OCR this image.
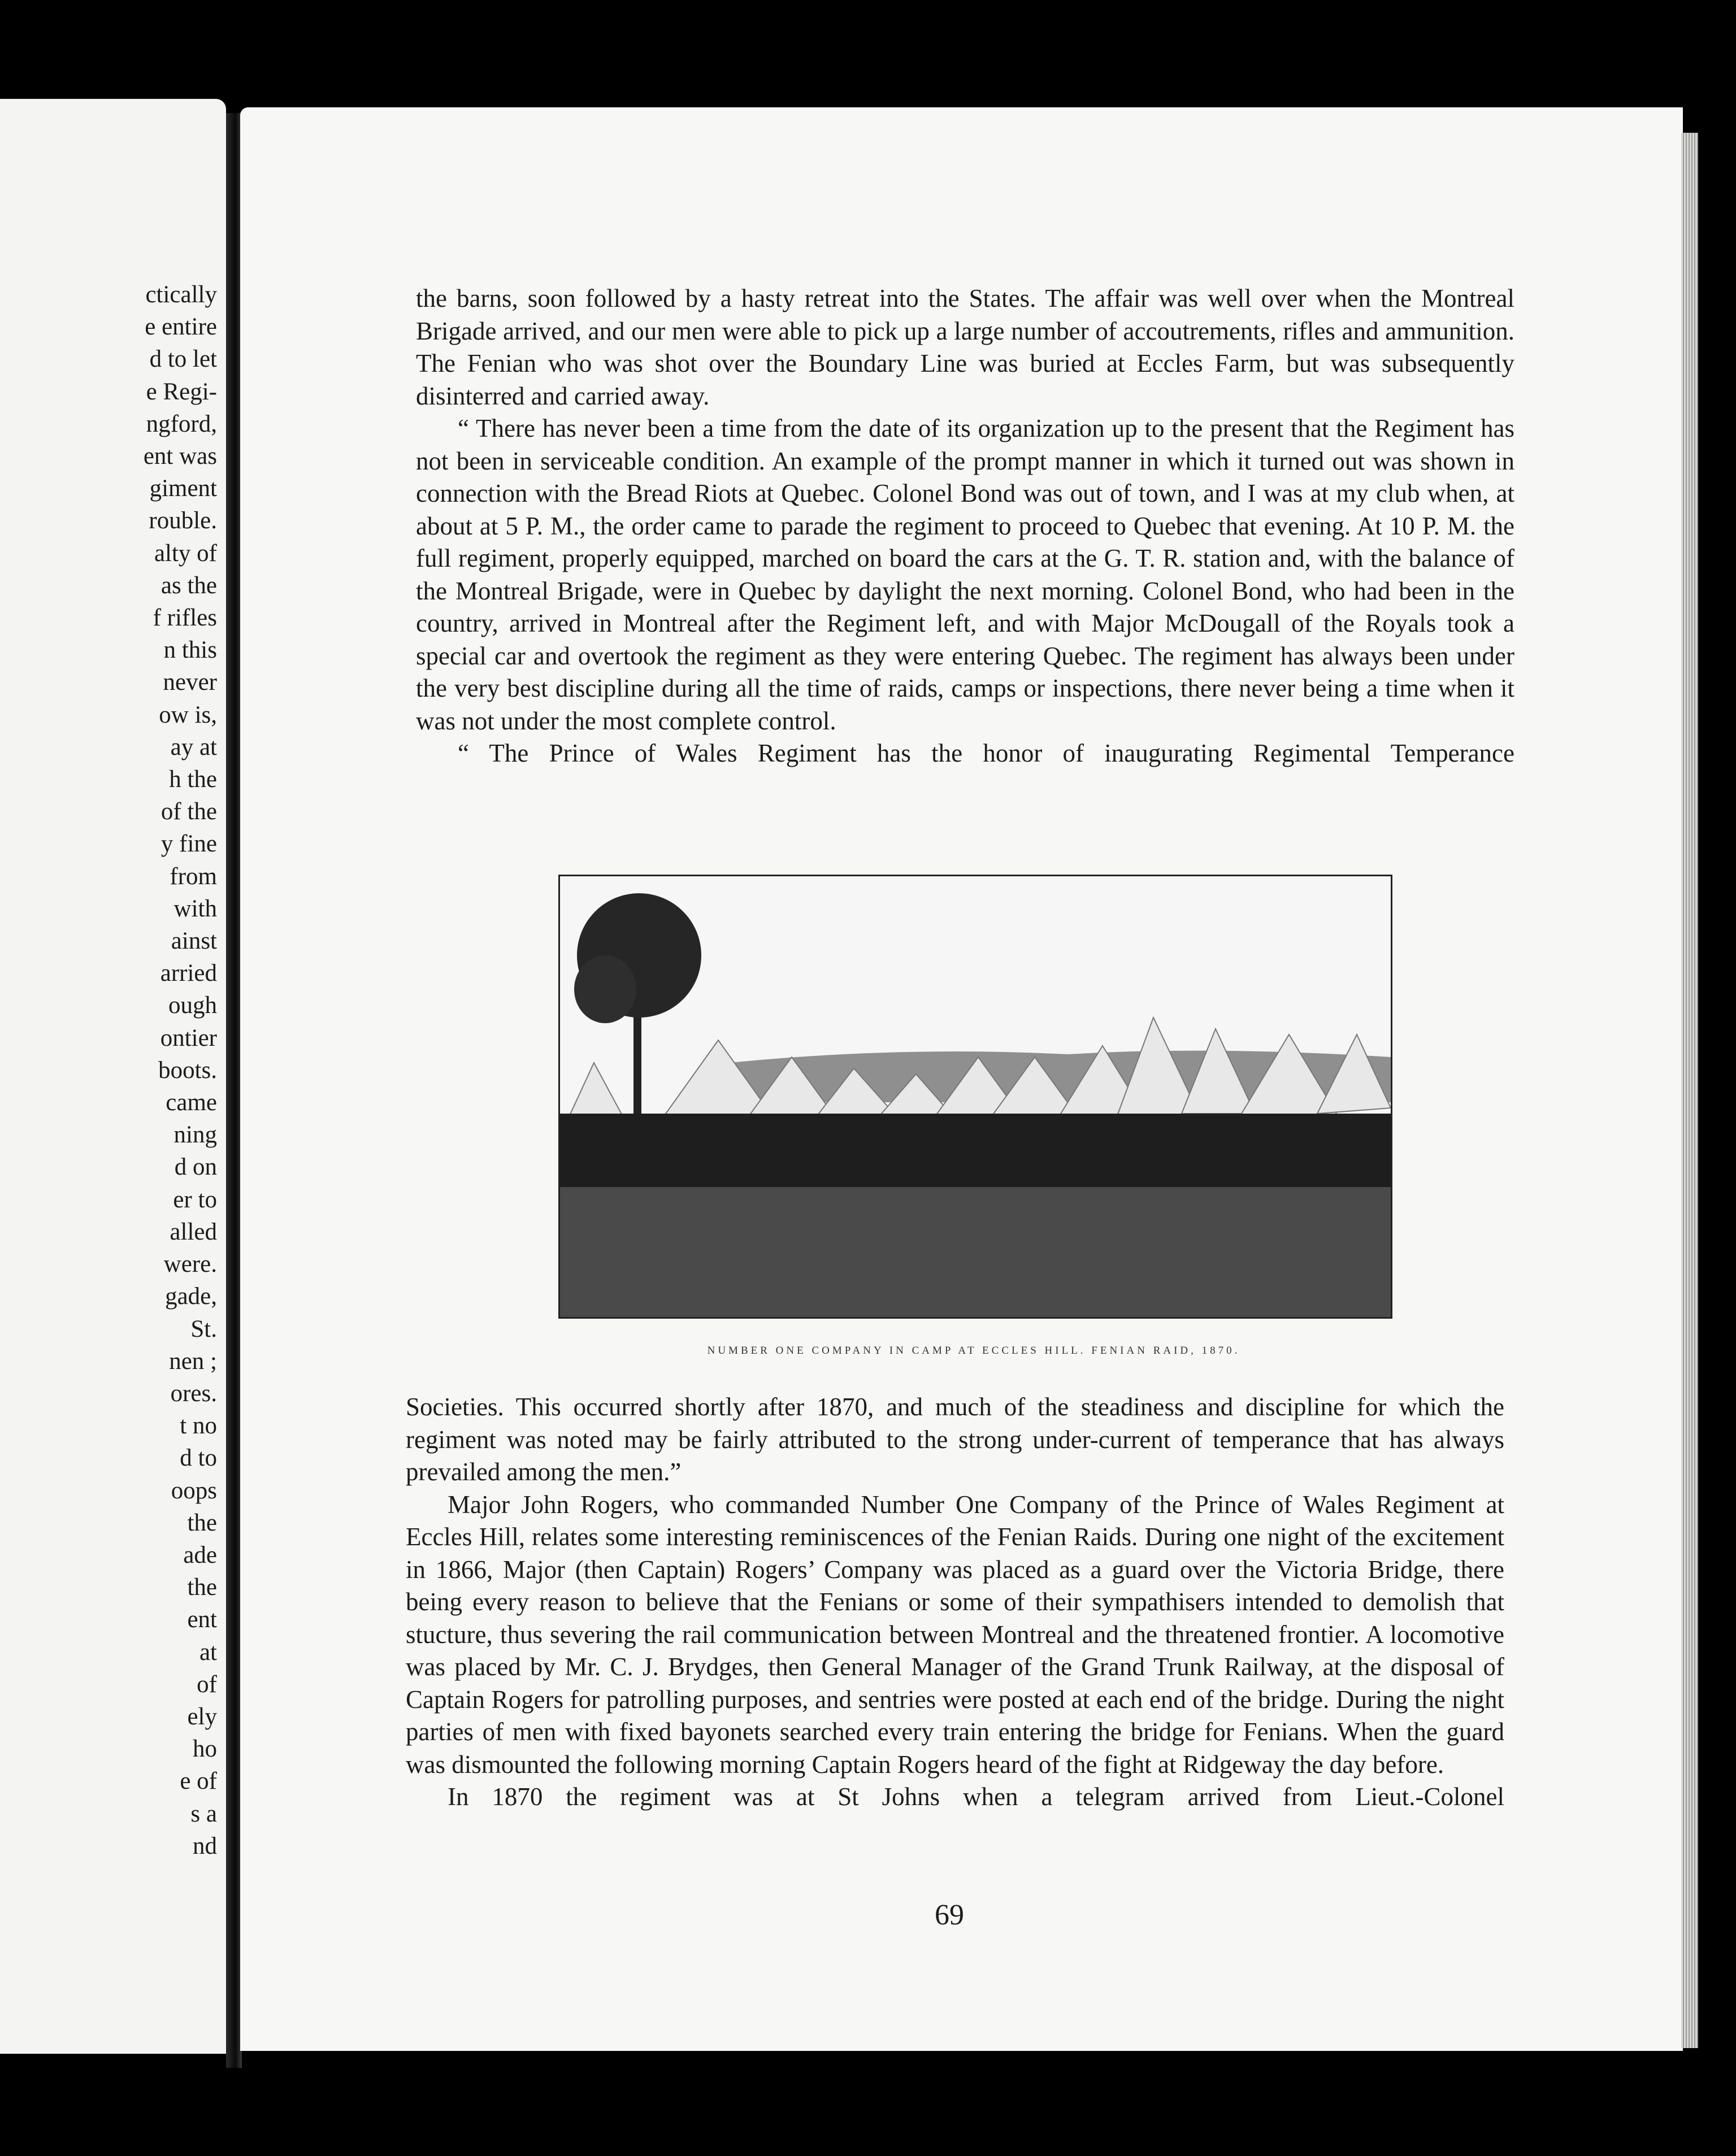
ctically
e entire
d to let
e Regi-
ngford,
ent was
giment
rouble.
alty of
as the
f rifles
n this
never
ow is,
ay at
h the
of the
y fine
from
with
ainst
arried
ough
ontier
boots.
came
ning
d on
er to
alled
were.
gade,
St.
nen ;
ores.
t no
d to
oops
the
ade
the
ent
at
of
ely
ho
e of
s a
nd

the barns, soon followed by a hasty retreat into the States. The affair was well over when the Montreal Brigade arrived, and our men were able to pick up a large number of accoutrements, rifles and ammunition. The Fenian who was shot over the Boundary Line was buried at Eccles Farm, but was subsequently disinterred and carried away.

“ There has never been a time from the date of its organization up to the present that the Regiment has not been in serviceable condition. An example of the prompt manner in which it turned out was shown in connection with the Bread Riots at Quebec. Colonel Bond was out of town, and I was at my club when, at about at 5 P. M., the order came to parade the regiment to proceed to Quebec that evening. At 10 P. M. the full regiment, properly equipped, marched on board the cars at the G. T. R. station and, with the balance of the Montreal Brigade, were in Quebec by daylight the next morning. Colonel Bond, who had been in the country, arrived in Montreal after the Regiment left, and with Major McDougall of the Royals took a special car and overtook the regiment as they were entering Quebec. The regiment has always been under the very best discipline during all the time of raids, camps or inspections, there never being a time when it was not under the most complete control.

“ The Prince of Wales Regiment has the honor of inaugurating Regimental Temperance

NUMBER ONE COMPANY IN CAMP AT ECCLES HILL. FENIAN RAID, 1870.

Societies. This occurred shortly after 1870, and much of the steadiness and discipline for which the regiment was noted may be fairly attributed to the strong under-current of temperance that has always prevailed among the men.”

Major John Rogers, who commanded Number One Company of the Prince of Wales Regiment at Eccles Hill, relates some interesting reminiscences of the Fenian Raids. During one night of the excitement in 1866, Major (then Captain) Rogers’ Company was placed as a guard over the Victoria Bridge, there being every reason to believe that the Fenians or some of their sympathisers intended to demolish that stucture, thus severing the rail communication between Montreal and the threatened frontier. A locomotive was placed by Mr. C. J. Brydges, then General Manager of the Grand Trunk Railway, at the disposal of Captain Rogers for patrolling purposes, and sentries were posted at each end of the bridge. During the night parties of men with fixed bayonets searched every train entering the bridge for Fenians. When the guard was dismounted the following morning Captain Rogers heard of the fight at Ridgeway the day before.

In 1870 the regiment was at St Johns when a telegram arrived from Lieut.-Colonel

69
==*==
**GOAL**
Look through the entries above and list every line containing "came".

**ANSWER TO THE PROBLEM**
came
“ There has never been a time from the date of its organization up to the present that the Regiment has not been in serviceable condition. An example of the prompt manner in which it turned out was shown in connection with the Bread Riots at Quebec. Colonel Bond was out of town, and I was at my club when, at about at 5 P. M., the order came to parade the regiment to proceed to Quebec that evening. At 10 P. M. the full regiment, properly equipped, marched on board the cars at the G. T. R. station and, with the balance of the Montreal Brigade, were in Quebec by daylight the next morning. Colonel Bond, who had been in the country, arrived in Montreal after the Regiment left, and with Major McDougall of the Royals took a special car and overtook the regiment as they were entering Quebec. The regiment has always been under the very best discipline during all the time of raids, camps or inspections, there never being a time when it was not under the most complete control.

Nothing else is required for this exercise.